Exercise =>
Each line of the material must be returned exactly.

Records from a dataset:
-=-=-

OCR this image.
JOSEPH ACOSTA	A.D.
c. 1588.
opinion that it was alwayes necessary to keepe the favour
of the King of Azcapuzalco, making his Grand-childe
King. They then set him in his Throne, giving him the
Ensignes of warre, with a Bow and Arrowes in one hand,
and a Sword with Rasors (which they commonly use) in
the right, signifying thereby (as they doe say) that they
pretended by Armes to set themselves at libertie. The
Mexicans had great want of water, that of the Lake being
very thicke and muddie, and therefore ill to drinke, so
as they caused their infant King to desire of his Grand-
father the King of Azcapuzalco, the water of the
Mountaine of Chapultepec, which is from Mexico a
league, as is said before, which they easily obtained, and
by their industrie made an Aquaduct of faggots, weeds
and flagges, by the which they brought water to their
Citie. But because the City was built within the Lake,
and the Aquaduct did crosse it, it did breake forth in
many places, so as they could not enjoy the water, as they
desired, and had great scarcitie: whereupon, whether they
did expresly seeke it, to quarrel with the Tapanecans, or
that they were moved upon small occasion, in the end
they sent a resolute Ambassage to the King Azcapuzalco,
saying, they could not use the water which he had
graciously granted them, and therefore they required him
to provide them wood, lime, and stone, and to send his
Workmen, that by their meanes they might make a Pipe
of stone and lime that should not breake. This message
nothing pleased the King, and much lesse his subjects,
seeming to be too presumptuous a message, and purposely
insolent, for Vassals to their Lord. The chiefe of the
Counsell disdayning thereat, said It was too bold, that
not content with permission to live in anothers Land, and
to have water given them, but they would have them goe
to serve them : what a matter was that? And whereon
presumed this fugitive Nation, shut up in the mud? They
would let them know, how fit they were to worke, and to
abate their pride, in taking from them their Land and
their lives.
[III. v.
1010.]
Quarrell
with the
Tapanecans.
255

-=-=-

Solution to this exercise =>
OCR this image.
JOSEPH ACOSTA	A.D.
c. 1588.
opinion that it was alwayes necessary to keepe the favour
of the King of Azcapuzalco, making his Grand-childe
King. They then set him in his Throne, giving him the
Ensignes of warre, with a Bow and Arrowes in one hand,
and a Sword with Rasors (which they commonly use) in
the right, signifying thereby (as they doe say) that they
pretended by Armes to set themselves at libertie. The
Mexicans had great want of water, that of the Lake being
very thicke and muddie, and therefore ill to drinke, so
as they caused their infant King to desire of his Grand-
father the King of Azcapuzalco, the water of the
Mountaine of Chapultepec, which is from Mexico a
league, as is said before, which they easily obtained, and
by their industrie made an Aquaduct of faggots, weeds
and flagges, by the which they brought water to their
Citie. But because the City was built within the Lake,
and the Aquaduct did crosse it, it did breake forth in
many places, so as they could not enjoy the water, as they
desired, and had great scarcitie: whereupon, whether they
did expresly seeke it, to quarrel with the Tapanecans, or
that they were moved upon small occasion, in the end
they sent a resolute Ambassage to the King Azcapuzalco,
saying, they could not use the water which he had
graciously granted them, and therefore they required him
to provide them wood, lime, and stone, and to send his
Workmen, that by their meanes they might make a Pipe
of stone and lime that should not breake. This message
nothing pleased the King, and much lesse his subjects,
seeming to be too presumptuous a message, and purposely
insolent, for Vassals to their Lord. The chiefe of the
Counsell disdayning thereat, said It was too bold, that
not content with permission to live in anothers Land, and
to have water given them, but they would have them goe
to serve them : what a matter was that? And whereon
presumed this fugitive Nation, shut up in the mud? They
would let them know, how fit they were to worke, and to
abate their pride, in taking from them their Land and
their lives.
[III. v.
1010.]
Quarrell
with the
Tapanecans.
255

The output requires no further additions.